• Task statement: Check each line of the entries below for the string "title" and state how many lines have it, with no other text.

• Material supplied:
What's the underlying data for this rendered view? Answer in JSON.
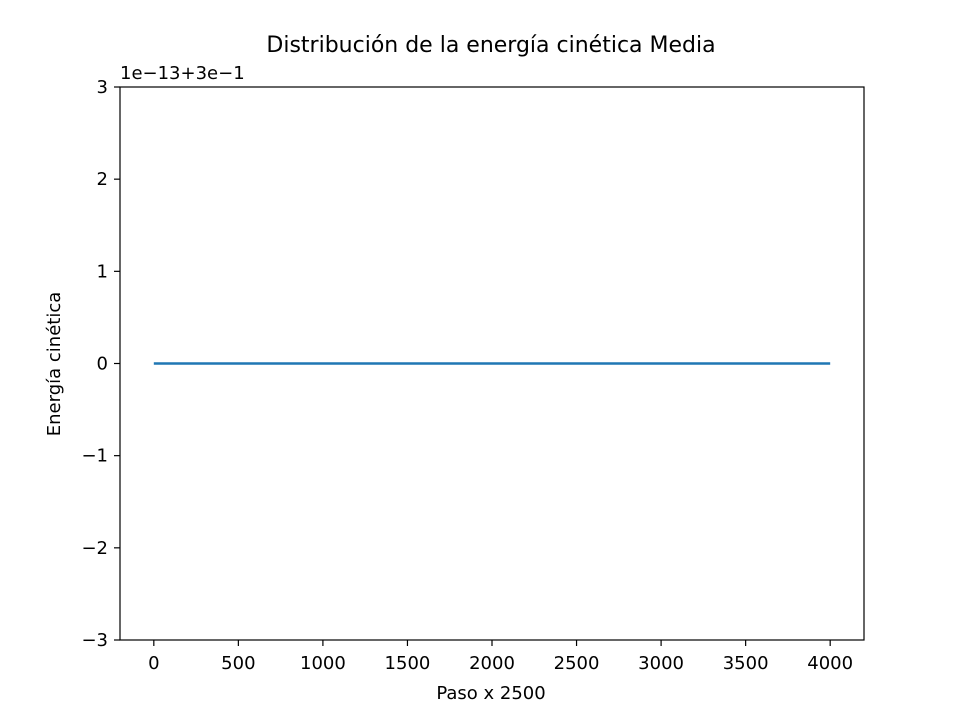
{
  "chart_data": {
    "type": "line",
    "title": "Distribución de la energía cinética Media",
    "xlabel": "Paso x 2500",
    "ylabel": "Energía cinética",
    "offset_text": "1e−13+3e−1",
    "xlim": [
      -200,
      4200
    ],
    "ylim": [
      -3,
      3
    ],
    "xticks": [
      0,
      500,
      1000,
      1500,
      2000,
      2500,
      3000,
      3500,
      4000
    ],
    "xtick_labels": [
      "0",
      "500",
      "1000",
      "1500",
      "2000",
      "2500",
      "3000",
      "3500",
      "4000"
    ],
    "yticks": [
      3,
      2,
      1,
      0,
      -1,
      -2,
      -3
    ],
    "ytick_labels": [
      "3",
      "2",
      "1",
      "0",
      "−1",
      "−2",
      "−3"
    ],
    "grid": false,
    "legend": "none",
    "series": [
      {
        "color": "#1f77b4",
        "x": [
          0,
          4000
        ],
        "y": [
          0,
          0
        ]
      }
    ]
  }
}
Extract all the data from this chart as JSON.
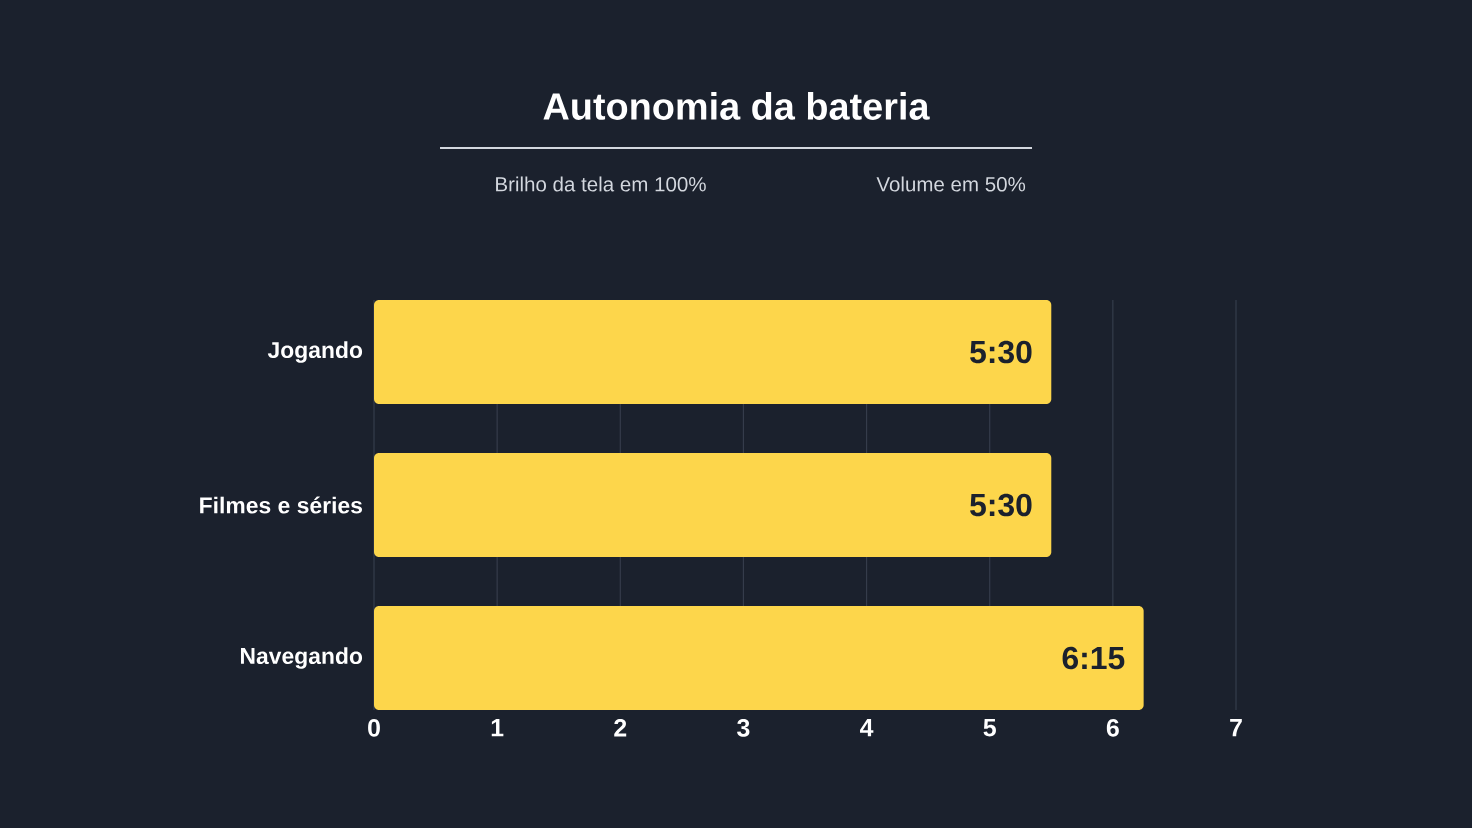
{
  "chart_data": {
    "type": "bar",
    "orientation": "horizontal",
    "title": "Autonomia da bateria",
    "annotations": [
      "Brilho da tela em 100%",
      "Volume em 50%"
    ],
    "categories": [
      "Jogando",
      "Filmes e séries",
      "Navegando"
    ],
    "values": [
      5.5,
      5.5,
      6.25
    ],
    "value_labels": [
      "5:30",
      "5:30",
      "6:15"
    ],
    "color": "#fdd64b",
    "xlim": [
      0,
      7
    ],
    "xticks": [
      0,
      1,
      2,
      3,
      4,
      5,
      6,
      7
    ],
    "grid": "x"
  }
}
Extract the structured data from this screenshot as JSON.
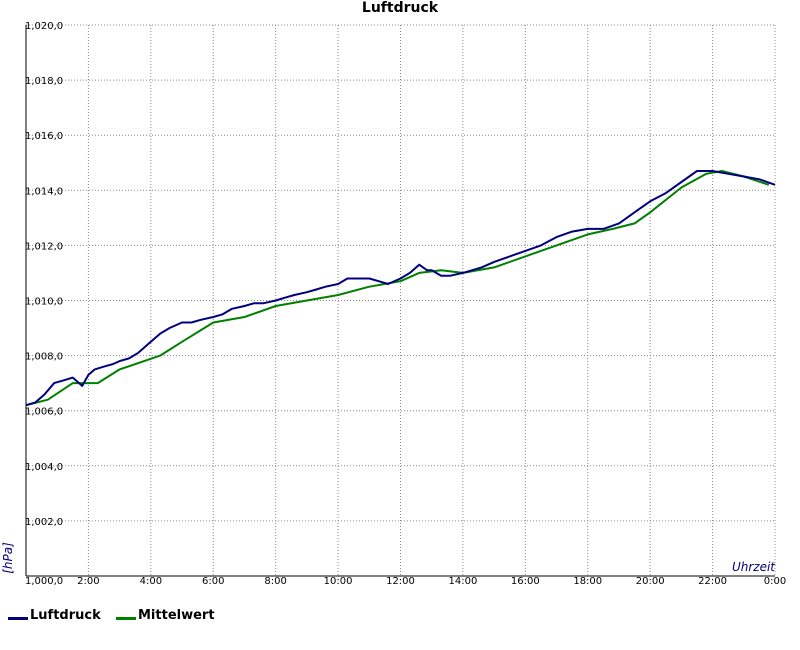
{
  "title": "Luftdruck",
  "colors": {
    "luftdruck": "#000080",
    "mittelwert": "#008000",
    "axis_label": "#000080",
    "grid": "#888888"
  },
  "chart_data": {
    "type": "line",
    "title": "Luftdruck",
    "xlabel": "Uhrzeit",
    "ylabel": "[hPa]",
    "xlim": [
      0,
      24
    ],
    "ylim": [
      1000,
      1020
    ],
    "grid": true,
    "legend_position": "bottom-left",
    "x_ticks": [
      {
        "value": 2,
        "label": "2:00"
      },
      {
        "value": 4,
        "label": "4:00"
      },
      {
        "value": 6,
        "label": "6:00"
      },
      {
        "value": 8,
        "label": "8:00"
      },
      {
        "value": 10,
        "label": "10:00"
      },
      {
        "value": 12,
        "label": "12:00"
      },
      {
        "value": 14,
        "label": "14:00"
      },
      {
        "value": 16,
        "label": "16:00"
      },
      {
        "value": 18,
        "label": "18:00"
      },
      {
        "value": 20,
        "label": "20:00"
      },
      {
        "value": 22,
        "label": "22:00"
      },
      {
        "value": 24,
        "label": "0:00"
      }
    ],
    "y_ticks": [
      {
        "value": 1000,
        "label": "1,000,0"
      },
      {
        "value": 1002,
        "label": "1,002,0"
      },
      {
        "value": 1004,
        "label": "1,004,0"
      },
      {
        "value": 1006,
        "label": "1,006,0"
      },
      {
        "value": 1008,
        "label": "1,008,0"
      },
      {
        "value": 1010,
        "label": "1,010,0"
      },
      {
        "value": 1012,
        "label": "1,012,0"
      },
      {
        "value": 1014,
        "label": "1,014,0"
      },
      {
        "value": 1016,
        "label": "1,016,0"
      },
      {
        "value": 1018,
        "label": "1,018,0"
      },
      {
        "value": 1020,
        "label": "1,020,0"
      }
    ],
    "series": [
      {
        "name": "Luftdruck",
        "x": [
          0,
          0.3,
          0.6,
          0.9,
          1.2,
          1.5,
          1.8,
          2.0,
          2.2,
          2.5,
          2.8,
          3.0,
          3.3,
          3.6,
          4.0,
          4.3,
          4.6,
          5.0,
          5.3,
          5.6,
          6.0,
          6.3,
          6.6,
          7.0,
          7.3,
          7.6,
          8.0,
          8.3,
          8.6,
          9.0,
          9.3,
          9.6,
          10.0,
          10.3,
          10.6,
          11.0,
          11.3,
          11.6,
          12.0,
          12.3,
          12.6,
          12.85,
          13.0,
          13.3,
          13.6,
          14.0,
          14.3,
          14.6,
          15.0,
          15.5,
          16.0,
          16.5,
          17.0,
          17.5,
          18.0,
          18.5,
          19.0,
          19.5,
          20.0,
          20.5,
          21.0,
          21.5,
          22.0,
          22.5,
          23.0,
          23.5,
          24.0
        ],
        "values": [
          1006.2,
          1006.3,
          1006.6,
          1007.0,
          1007.1,
          1007.2,
          1006.9,
          1007.3,
          1007.5,
          1007.6,
          1007.7,
          1007.8,
          1007.9,
          1008.1,
          1008.5,
          1008.8,
          1009.0,
          1009.2,
          1009.2,
          1009.3,
          1009.4,
          1009.5,
          1009.7,
          1009.8,
          1009.9,
          1009.9,
          1010.0,
          1010.1,
          1010.2,
          1010.3,
          1010.4,
          1010.5,
          1010.6,
          1010.8,
          1010.8,
          1010.8,
          1010.7,
          1010.6,
          1010.8,
          1011.0,
          1011.3,
          1011.1,
          1011.1,
          1010.9,
          1010.9,
          1011.0,
          1011.1,
          1011.2,
          1011.4,
          1011.6,
          1011.8,
          1012.0,
          1012.3,
          1012.5,
          1012.6,
          1012.6,
          1012.8,
          1013.2,
          1013.6,
          1013.9,
          1014.3,
          1014.7,
          1014.7,
          1014.6,
          1014.5,
          1014.4,
          1014.2
        ]
      },
      {
        "name": "Mittelwert",
        "x": [
          0,
          0.7,
          1.5,
          2.3,
          3.0,
          4.3,
          5.0,
          6.0,
          7.0,
          8.0,
          9.0,
          10.0,
          11.0,
          12.0,
          12.6,
          13.3,
          14.0,
          15.0,
          16.0,
          17.0,
          18.0,
          18.8,
          19.5,
          20.0,
          21.0,
          21.8,
          22.3,
          23.0,
          23.8
        ],
        "values": [
          1006.2,
          1006.4,
          1007.0,
          1007.0,
          1007.5,
          1008.0,
          1008.5,
          1009.2,
          1009.4,
          1009.8,
          1010.0,
          1010.2,
          1010.5,
          1010.7,
          1011.0,
          1011.1,
          1011.0,
          1011.2,
          1011.6,
          1012.0,
          1012.4,
          1012.6,
          1012.8,
          1013.2,
          1014.1,
          1014.6,
          1014.7,
          1014.5,
          1014.2
        ]
      }
    ]
  }
}
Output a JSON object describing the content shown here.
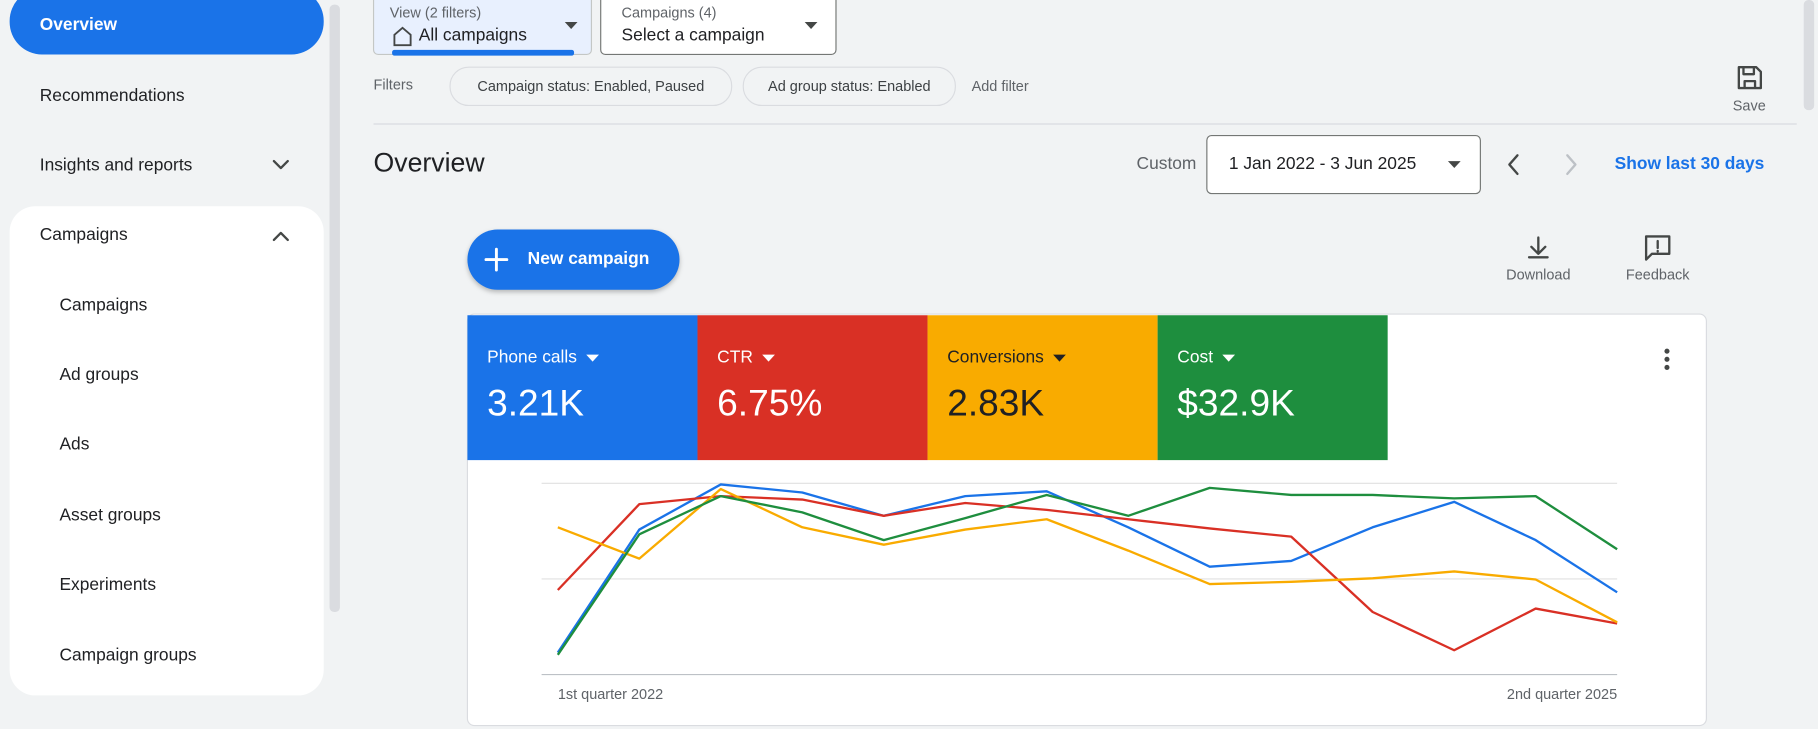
{
  "sidebar": {
    "items": [
      "Overview",
      "Recommendations",
      "Insights and reports",
      "Campaigns"
    ],
    "sub_items": [
      "Campaigns",
      "Ad groups",
      "Ads",
      "Asset groups",
      "Experiments",
      "Campaign groups"
    ]
  },
  "toolbar": {
    "view_label": "View (2 filters)",
    "view_value": "All campaigns",
    "campaigns_label": "Campaigns (4)",
    "campaigns_value": "Select a campaign",
    "filters_label": "Filters",
    "filters": [
      "Campaign status: Enabled, Paused",
      "Ad group status: Enabled"
    ],
    "add_filter": "Add filter",
    "save": "Save"
  },
  "header": {
    "title": "Overview",
    "range_label": "Custom",
    "date_range": "1 Jan 2022 - 3 Jun 2025",
    "show_last": "Show last 30 days"
  },
  "actions": {
    "new_campaign": "New campaign",
    "download": "Download",
    "feedback": "Feedback"
  },
  "scorecards": [
    "3.21K",
    "6.75%",
    "2.83K",
    "$32.9K"
  ],
  "chart_data": {
    "type": "line",
    "categories": [
      "1st quarter 2022",
      null,
      null,
      null,
      null,
      null,
      null,
      null,
      null,
      null,
      null,
      null,
      null,
      "2nd quarter 2025"
    ],
    "ylim": [
      0,
      100
    ],
    "yticks": [
      0,
      50,
      100
    ],
    "grid": true,
    "series": [
      {
        "name": "Phone calls",
        "color": "#1a73e8",
        "values": [
          11.5,
          75.8,
          99.4,
          95.2,
          83.0,
          93.3,
          95.8,
          77.0,
          56.4,
          59.4,
          77.0,
          90.3,
          70.3,
          43.0
        ]
      },
      {
        "name": "CTR",
        "color": "#d93025",
        "values": [
          44.2,
          89.1,
          93.3,
          91.5,
          83.0,
          89.7,
          86.1,
          81.2,
          76.4,
          72.1,
          32.7,
          12.7,
          34.5,
          26.7
        ]
      },
      {
        "name": "Conversions",
        "color": "#f9ab00",
        "values": [
          77.0,
          60.6,
          97.0,
          77.0,
          67.9,
          75.8,
          81.2,
          64.8,
          47.3,
          48.5,
          50.3,
          53.9,
          49.7,
          27.3
        ]
      },
      {
        "name": "Cost",
        "color": "#1e8e3e",
        "values": [
          10.3,
          73.3,
          93.3,
          84.8,
          70.3,
          81.8,
          93.9,
          83.0,
          97.6,
          93.9,
          93.9,
          92.1,
          93.3,
          65.5
        ]
      }
    ]
  }
}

• Result of this exercise: 5